--- start ---
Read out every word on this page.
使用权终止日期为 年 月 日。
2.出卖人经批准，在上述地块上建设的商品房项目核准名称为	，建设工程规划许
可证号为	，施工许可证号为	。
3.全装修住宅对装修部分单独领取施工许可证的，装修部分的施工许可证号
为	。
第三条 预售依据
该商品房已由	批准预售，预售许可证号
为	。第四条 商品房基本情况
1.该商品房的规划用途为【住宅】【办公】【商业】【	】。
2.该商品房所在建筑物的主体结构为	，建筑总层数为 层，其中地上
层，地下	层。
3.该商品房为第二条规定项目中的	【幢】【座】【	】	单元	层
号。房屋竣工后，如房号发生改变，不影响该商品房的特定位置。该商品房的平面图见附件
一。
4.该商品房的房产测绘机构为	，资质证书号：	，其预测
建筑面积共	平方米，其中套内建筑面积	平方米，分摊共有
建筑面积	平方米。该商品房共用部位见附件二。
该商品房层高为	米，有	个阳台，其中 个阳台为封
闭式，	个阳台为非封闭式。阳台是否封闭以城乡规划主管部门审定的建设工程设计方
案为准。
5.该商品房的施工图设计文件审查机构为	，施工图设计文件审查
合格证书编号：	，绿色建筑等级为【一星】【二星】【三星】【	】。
--- end ---
**THE EXERCISE**: Copy every line of the material, please, keeping it exactly the same.

**COMPLETED TASK**:
Read out every word on this page.
使用权终止日期为 年 月 日。
2.出卖人经批准，在上述地块上建设的商品房项目核准名称为	，建设工程规划许
可证号为	，施工许可证号为	。
3.全装修住宅对装修部分单独领取施工许可证的，装修部分的施工许可证号
为	。
第三条 预售依据
该商品房已由	批准预售，预售许可证号
为	。第四条 商品房基本情况
1.该商品房的规划用途为【住宅】【办公】【商业】【	】。
2.该商品房所在建筑物的主体结构为	，建筑总层数为 层，其中地上
层，地下	层。
3.该商品房为第二条规定项目中的	【幢】【座】【	】	单元	层
号。房屋竣工后，如房号发生改变，不影响该商品房的特定位置。该商品房的平面图见附件
一。
4.该商品房的房产测绘机构为	，资质证书号：	，其预测
建筑面积共	平方米，其中套内建筑面积	平方米，分摊共有
建筑面积	平方米。该商品房共用部位见附件二。
该商品房层高为	米，有	个阳台，其中 个阳台为封
闭式，	个阳台为非封闭式。阳台是否封闭以城乡规划主管部门审定的建设工程设计方
案为准。
5.该商品房的施工图设计文件审查机构为	，施工图设计文件审查
合格证书编号：	，绿色建筑等级为【一星】【二星】【三星】【	】。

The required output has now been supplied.